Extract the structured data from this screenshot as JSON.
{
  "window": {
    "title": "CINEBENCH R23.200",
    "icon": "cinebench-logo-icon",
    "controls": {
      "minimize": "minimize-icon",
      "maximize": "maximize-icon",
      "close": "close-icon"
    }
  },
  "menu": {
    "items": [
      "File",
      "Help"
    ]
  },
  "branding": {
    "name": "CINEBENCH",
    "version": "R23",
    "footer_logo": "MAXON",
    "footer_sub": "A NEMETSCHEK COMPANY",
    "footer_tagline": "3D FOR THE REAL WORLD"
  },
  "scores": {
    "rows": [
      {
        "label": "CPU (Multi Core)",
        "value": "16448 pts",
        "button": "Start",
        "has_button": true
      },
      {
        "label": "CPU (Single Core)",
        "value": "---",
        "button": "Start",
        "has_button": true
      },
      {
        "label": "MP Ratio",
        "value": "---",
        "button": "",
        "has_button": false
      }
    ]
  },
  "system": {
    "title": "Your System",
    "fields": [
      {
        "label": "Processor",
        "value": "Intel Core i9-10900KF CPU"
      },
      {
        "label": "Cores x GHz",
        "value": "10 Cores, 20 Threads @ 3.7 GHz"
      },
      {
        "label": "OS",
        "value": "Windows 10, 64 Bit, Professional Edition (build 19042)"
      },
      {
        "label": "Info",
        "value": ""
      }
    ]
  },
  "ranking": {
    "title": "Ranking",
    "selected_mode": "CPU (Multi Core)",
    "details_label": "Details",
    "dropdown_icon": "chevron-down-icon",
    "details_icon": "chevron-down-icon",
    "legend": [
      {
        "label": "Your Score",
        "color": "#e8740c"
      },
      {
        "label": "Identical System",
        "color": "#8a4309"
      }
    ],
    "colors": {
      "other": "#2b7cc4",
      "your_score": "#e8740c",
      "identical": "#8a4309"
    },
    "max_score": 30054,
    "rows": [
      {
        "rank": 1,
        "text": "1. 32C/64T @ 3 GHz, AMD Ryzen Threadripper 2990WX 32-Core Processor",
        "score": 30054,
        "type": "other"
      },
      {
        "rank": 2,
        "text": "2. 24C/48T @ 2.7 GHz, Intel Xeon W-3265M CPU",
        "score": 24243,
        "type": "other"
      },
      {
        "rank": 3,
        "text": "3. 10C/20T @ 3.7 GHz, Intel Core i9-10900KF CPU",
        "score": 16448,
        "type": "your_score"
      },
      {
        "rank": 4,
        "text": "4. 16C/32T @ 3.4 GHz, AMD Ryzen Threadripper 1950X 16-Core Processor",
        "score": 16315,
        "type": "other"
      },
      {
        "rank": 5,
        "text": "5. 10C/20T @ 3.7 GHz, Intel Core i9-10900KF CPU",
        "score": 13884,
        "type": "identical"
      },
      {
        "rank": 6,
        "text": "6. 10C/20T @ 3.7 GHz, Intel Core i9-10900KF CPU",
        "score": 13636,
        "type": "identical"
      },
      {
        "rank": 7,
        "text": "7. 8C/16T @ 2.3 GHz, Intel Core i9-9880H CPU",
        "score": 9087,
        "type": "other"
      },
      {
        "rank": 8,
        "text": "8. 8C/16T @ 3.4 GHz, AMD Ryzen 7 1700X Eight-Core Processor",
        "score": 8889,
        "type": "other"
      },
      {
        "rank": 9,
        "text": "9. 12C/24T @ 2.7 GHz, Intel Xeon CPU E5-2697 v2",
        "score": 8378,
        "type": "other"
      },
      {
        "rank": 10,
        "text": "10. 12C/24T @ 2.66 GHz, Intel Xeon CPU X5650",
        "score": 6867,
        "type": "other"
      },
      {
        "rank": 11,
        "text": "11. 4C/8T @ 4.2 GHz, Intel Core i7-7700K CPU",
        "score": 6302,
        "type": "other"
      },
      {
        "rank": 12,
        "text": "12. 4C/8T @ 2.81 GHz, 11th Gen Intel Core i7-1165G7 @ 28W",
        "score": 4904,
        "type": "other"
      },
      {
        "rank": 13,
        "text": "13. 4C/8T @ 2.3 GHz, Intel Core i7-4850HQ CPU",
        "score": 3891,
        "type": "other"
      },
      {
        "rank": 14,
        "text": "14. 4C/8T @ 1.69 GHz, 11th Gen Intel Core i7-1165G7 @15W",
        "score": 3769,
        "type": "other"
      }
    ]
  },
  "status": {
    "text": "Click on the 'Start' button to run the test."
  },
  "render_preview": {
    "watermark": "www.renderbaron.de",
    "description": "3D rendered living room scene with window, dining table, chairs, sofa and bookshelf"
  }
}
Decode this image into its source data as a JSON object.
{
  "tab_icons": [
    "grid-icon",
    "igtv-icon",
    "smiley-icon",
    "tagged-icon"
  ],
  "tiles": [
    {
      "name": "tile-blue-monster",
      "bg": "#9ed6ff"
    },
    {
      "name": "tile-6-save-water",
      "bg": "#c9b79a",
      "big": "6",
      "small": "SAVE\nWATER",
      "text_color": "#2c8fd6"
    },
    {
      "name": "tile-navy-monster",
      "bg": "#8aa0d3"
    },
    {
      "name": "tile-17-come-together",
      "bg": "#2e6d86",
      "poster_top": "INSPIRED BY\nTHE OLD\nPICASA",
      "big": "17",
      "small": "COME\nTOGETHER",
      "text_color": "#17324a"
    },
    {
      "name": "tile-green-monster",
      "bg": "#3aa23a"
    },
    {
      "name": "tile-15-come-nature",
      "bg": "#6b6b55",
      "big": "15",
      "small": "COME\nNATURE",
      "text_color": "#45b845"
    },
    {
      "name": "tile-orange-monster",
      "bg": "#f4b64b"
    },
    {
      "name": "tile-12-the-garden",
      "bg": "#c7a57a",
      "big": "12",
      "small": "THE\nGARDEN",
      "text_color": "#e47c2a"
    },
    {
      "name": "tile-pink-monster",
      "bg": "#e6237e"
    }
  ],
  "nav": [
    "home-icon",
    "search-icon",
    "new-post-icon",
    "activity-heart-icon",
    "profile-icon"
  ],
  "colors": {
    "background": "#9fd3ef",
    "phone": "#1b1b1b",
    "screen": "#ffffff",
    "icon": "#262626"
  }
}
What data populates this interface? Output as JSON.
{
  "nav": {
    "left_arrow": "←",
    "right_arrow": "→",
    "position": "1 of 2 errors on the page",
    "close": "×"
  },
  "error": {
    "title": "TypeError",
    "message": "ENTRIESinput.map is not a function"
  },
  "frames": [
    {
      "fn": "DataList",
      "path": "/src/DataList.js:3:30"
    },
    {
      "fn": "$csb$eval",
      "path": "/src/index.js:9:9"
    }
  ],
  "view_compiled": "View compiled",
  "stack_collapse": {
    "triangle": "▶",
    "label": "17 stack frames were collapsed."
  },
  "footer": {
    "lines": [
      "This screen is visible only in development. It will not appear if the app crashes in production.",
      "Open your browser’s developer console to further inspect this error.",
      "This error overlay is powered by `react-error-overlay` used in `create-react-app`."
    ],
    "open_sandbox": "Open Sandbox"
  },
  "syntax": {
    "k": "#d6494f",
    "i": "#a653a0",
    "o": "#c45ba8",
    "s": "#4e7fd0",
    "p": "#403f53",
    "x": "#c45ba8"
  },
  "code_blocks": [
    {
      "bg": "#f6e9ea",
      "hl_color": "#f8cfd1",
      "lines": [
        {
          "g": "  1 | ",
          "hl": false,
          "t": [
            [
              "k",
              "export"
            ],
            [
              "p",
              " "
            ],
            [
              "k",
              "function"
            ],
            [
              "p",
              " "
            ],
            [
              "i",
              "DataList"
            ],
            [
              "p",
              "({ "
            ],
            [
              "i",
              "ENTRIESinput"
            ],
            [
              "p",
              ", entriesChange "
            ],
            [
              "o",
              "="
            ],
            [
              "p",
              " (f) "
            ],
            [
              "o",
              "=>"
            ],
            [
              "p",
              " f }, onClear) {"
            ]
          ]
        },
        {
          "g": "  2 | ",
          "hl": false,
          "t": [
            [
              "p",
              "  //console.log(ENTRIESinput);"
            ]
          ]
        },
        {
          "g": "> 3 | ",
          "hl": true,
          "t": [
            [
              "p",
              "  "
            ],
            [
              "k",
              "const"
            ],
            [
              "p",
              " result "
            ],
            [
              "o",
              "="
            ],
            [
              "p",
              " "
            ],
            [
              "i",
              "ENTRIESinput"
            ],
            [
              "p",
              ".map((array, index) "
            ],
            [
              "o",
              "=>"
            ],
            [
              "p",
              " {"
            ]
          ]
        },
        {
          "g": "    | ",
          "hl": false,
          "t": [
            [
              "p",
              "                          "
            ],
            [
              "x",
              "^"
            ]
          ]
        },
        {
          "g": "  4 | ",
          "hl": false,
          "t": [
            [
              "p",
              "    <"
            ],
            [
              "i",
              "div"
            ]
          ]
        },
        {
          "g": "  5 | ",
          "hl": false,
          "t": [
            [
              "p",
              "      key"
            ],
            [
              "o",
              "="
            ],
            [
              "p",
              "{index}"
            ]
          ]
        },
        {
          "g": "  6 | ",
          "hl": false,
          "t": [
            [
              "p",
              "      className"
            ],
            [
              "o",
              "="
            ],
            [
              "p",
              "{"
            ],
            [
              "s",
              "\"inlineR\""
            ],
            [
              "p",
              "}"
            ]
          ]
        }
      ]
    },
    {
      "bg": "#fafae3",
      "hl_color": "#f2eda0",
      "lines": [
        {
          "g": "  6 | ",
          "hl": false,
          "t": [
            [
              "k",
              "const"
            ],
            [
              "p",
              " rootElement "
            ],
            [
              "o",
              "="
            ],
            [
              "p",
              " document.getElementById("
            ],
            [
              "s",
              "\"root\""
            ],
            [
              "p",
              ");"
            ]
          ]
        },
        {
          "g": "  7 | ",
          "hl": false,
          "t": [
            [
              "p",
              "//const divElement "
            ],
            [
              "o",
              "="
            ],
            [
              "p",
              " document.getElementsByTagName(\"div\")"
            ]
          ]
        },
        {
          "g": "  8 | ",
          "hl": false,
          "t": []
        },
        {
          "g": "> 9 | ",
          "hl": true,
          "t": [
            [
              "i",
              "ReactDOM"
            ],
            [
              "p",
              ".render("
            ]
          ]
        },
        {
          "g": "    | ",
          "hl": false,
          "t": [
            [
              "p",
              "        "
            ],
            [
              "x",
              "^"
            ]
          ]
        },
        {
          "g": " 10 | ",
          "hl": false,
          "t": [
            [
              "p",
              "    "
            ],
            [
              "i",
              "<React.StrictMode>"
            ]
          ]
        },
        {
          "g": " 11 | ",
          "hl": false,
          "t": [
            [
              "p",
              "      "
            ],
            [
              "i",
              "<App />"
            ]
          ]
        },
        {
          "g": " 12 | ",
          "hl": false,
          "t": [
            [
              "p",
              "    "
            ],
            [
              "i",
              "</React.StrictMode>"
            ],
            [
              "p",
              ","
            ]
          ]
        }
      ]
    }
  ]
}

++++++++++

#### WHAT IS BEING ASKED
Report how many lines of the listing hold the word "Open", with nothing but the number.

#### RESULT BELOW
2